**PROMPT**
Extract all data as written.
== EXERCISE INPUT ==
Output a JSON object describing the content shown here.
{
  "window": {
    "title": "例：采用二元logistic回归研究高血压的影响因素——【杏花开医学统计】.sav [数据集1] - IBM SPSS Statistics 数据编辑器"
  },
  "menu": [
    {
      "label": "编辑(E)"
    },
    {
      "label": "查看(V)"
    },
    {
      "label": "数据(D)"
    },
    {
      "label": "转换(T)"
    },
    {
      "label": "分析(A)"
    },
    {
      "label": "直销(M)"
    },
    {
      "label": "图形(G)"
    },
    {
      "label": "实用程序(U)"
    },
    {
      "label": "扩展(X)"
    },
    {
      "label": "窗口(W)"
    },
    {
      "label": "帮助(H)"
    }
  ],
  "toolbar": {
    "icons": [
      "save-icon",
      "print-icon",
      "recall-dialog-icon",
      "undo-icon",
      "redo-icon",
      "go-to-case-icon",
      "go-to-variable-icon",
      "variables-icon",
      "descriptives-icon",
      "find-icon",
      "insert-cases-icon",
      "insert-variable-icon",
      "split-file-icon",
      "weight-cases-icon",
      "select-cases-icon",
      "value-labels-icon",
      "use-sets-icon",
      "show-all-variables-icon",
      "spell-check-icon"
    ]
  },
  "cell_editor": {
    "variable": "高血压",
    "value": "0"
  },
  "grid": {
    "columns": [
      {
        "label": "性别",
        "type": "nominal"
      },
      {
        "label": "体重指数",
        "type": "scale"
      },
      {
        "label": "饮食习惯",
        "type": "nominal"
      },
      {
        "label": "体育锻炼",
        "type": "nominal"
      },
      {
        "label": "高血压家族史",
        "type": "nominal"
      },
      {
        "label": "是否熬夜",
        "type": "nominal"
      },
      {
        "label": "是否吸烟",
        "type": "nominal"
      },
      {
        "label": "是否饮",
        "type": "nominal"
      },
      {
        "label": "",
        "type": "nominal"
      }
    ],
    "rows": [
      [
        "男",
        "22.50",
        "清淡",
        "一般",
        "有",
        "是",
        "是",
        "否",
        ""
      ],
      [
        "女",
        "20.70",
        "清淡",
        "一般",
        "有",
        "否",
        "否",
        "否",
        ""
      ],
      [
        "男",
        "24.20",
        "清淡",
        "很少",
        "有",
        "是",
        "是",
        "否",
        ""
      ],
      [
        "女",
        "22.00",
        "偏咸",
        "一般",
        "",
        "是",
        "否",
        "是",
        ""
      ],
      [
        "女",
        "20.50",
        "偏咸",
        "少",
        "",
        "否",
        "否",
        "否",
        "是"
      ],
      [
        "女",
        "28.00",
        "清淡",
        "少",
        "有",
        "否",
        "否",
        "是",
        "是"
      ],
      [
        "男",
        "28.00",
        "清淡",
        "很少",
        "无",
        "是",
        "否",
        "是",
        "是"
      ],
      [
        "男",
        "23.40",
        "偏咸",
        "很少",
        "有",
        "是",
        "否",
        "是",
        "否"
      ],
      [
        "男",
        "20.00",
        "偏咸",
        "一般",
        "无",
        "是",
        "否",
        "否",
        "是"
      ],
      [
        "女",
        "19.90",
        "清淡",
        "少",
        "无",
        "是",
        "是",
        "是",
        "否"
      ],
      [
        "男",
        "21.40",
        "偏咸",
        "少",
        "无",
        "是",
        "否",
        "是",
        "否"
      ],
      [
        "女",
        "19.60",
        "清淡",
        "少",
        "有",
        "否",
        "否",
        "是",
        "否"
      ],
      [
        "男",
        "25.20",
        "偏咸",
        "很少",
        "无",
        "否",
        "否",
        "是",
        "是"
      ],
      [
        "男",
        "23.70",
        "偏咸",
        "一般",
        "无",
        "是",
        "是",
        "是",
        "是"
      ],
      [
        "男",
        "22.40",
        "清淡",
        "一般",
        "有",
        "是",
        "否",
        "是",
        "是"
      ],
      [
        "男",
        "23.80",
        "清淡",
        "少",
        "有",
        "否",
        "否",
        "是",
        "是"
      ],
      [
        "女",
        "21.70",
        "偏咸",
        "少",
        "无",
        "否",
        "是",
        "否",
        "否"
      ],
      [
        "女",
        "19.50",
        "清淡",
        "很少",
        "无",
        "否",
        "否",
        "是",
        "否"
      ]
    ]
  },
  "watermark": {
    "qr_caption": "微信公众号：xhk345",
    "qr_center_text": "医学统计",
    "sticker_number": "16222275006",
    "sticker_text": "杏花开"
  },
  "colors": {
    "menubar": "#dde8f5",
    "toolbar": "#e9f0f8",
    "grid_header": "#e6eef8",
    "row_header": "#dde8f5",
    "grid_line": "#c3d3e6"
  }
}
===
**SOLUTION TO THIS PROBLEM**
Output a JSON object describing the content shown here.
{
  "window": {
    "title": "例：采用二元logistic回归研究高血压的影响因素——【杏花开医学统计】.sav [数据集1] - IBM SPSS Statistics 数据编辑器"
  },
  "menu": [
    {
      "label": "编辑(E)"
    },
    {
      "label": "查看(V)"
    },
    {
      "label": "数据(D)"
    },
    {
      "label": "转换(T)"
    },
    {
      "label": "分析(A)"
    },
    {
      "label": "直销(M)"
    },
    {
      "label": "图形(G)"
    },
    {
      "label": "实用程序(U)"
    },
    {
      "label": "扩展(X)"
    },
    {
      "label": "窗口(W)"
    },
    {
      "label": "帮助(H)"
    }
  ],
  "toolbar": {
    "icons": [
      "save-icon",
      "print-icon",
      "recall-dialog-icon",
      "undo-icon",
      "redo-icon",
      "go-to-case-icon",
      "go-to-variable-icon",
      "variables-icon",
      "descriptives-icon",
      "find-icon",
      "insert-cases-icon",
      "insert-variable-icon",
      "split-file-icon",
      "weight-cases-icon",
      "select-cases-icon",
      "value-labels-icon",
      "use-sets-icon",
      "show-all-variables-icon",
      "spell-check-icon"
    ]
  },
  "cell_editor": {
    "variable": "高血压",
    "value": "0"
  },
  "grid": {
    "columns": [
      {
        "label": "性别",
        "type": "nominal"
      },
      {
        "label": "体重指数",
        "type": "scale"
      },
      {
        "label": "饮食习惯",
        "type": "nominal"
      },
      {
        "label": "体育锻炼",
        "type": "nominal"
      },
      {
        "label": "高血压家族史",
        "type": "nominal"
      },
      {
        "label": "是否熬夜",
        "type": "nominal"
      },
      {
        "label": "是否吸烟",
        "type": "nominal"
      },
      {
        "label": "是否饮",
        "type": "nominal"
      },
      {
        "label": "",
        "type": "nominal"
      }
    ],
    "rows": [
      [
        "男",
        "22.50",
        "清淡",
        "一般",
        "有",
        "是",
        "是",
        "否",
        ""
      ],
      [
        "女",
        "20.70",
        "清淡",
        "一般",
        "有",
        "否",
        "否",
        "否",
        ""
      ],
      [
        "男",
        "24.20",
        "清淡",
        "很少",
        "有",
        "是",
        "是",
        "否",
        ""
      ],
      [
        "女",
        "22.00",
        "偏咸",
        "一般",
        "",
        "是",
        "否",
        "是",
        ""
      ],
      [
        "女",
        "20.50",
        "偏咸",
        "少",
        "",
        "否",
        "否",
        "否",
        "是"
      ],
      [
        "女",
        "28.00",
        "清淡",
        "少",
        "有",
        "否",
        "否",
        "是",
        "是"
      ],
      [
        "男",
        "28.00",
        "清淡",
        "很少",
        "无",
        "是",
        "否",
        "是",
        "是"
      ],
      [
        "男",
        "23.40",
        "偏咸",
        "很少",
        "有",
        "是",
        "否",
        "是",
        "否"
      ],
      [
        "男",
        "20.00",
        "偏咸",
        "一般",
        "无",
        "是",
        "否",
        "否",
        "是"
      ],
      [
        "女",
        "19.90",
        "清淡",
        "少",
        "无",
        "是",
        "是",
        "是",
        "否"
      ],
      [
        "男",
        "21.40",
        "偏咸",
        "少",
        "无",
        "是",
        "否",
        "是",
        "否"
      ],
      [
        "女",
        "19.60",
        "清淡",
        "少",
        "有",
        "否",
        "否",
        "是",
        "否"
      ],
      [
        "男",
        "25.20",
        "偏咸",
        "很少",
        "无",
        "否",
        "否",
        "是",
        "是"
      ],
      [
        "男",
        "23.70",
        "偏咸",
        "一般",
        "无",
        "是",
        "是",
        "是",
        "是"
      ],
      [
        "男",
        "22.40",
        "清淡",
        "一般",
        "有",
        "是",
        "否",
        "是",
        "是"
      ],
      [
        "男",
        "23.80",
        "清淡",
        "少",
        "有",
        "否",
        "否",
        "是",
        "是"
      ],
      [
        "女",
        "21.70",
        "偏咸",
        "少",
        "无",
        "否",
        "是",
        "否",
        "否"
      ],
      [
        "女",
        "19.50",
        "清淡",
        "很少",
        "无",
        "否",
        "否",
        "是",
        "否"
      ]
    ]
  },
  "watermark": {
    "qr_caption": "微信公众号：xhk345",
    "qr_center_text": "医学统计",
    "sticker_number": "16222275006",
    "sticker_text": "杏花开"
  },
  "colors": {
    "menubar": "#dde8f5",
    "toolbar": "#e9f0f8",
    "grid_header": "#e6eef8",
    "row_header": "#dde8f5",
    "grid_line": "#c3d3e6"
  }
}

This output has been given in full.